EXERCISE:
Present the following entries again, word for word and in full.

# START OF MATERIAL SUPPLIED

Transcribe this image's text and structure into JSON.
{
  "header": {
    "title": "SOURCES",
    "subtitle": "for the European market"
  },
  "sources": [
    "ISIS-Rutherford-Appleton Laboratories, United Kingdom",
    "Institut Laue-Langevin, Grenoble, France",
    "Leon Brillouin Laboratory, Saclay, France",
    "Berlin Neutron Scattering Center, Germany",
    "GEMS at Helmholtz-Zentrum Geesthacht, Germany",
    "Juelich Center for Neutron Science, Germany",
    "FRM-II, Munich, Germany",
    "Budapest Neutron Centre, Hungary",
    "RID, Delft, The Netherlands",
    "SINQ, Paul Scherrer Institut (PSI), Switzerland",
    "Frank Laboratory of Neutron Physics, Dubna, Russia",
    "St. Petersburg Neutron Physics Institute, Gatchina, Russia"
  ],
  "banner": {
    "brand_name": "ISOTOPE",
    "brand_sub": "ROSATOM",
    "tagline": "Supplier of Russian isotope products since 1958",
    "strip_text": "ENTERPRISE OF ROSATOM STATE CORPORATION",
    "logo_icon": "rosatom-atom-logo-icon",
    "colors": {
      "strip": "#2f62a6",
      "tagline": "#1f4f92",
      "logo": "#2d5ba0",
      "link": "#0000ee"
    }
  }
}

# END OF MATERIAL SUPPLIED

WRITTEN REPLY:
Transcribe this image's text and structure into JSON.
{
  "header": {
    "title": "SOURCES",
    "subtitle": "for the European market"
  },
  "sources": [
    "ISIS-Rutherford-Appleton Laboratories, United Kingdom",
    "Institut Laue-Langevin, Grenoble, France",
    "Leon Brillouin Laboratory, Saclay, France",
    "Berlin Neutron Scattering Center, Germany",
    "GEMS at Helmholtz-Zentrum Geesthacht, Germany",
    "Juelich Center for Neutron Science, Germany",
    "FRM-II, Munich, Germany",
    "Budapest Neutron Centre, Hungary",
    "RID, Delft, The Netherlands",
    "SINQ, Paul Scherrer Institut (PSI), Switzerland",
    "Frank Laboratory of Neutron Physics, Dubna, Russia",
    "St. Petersburg Neutron Physics Institute, Gatchina, Russia"
  ],
  "banner": {
    "brand_name": "ISOTOPE",
    "brand_sub": "ROSATOM",
    "tagline": "Supplier of Russian isotope products since 1958",
    "strip_text": "ENTERPRISE OF ROSATOM STATE CORPORATION",
    "logo_icon": "rosatom-atom-logo-icon",
    "colors": {
      "strip": "#2f62a6",
      "tagline": "#1f4f92",
      "logo": "#2d5ba0",
      "link": "#0000ee"
    }
  }
}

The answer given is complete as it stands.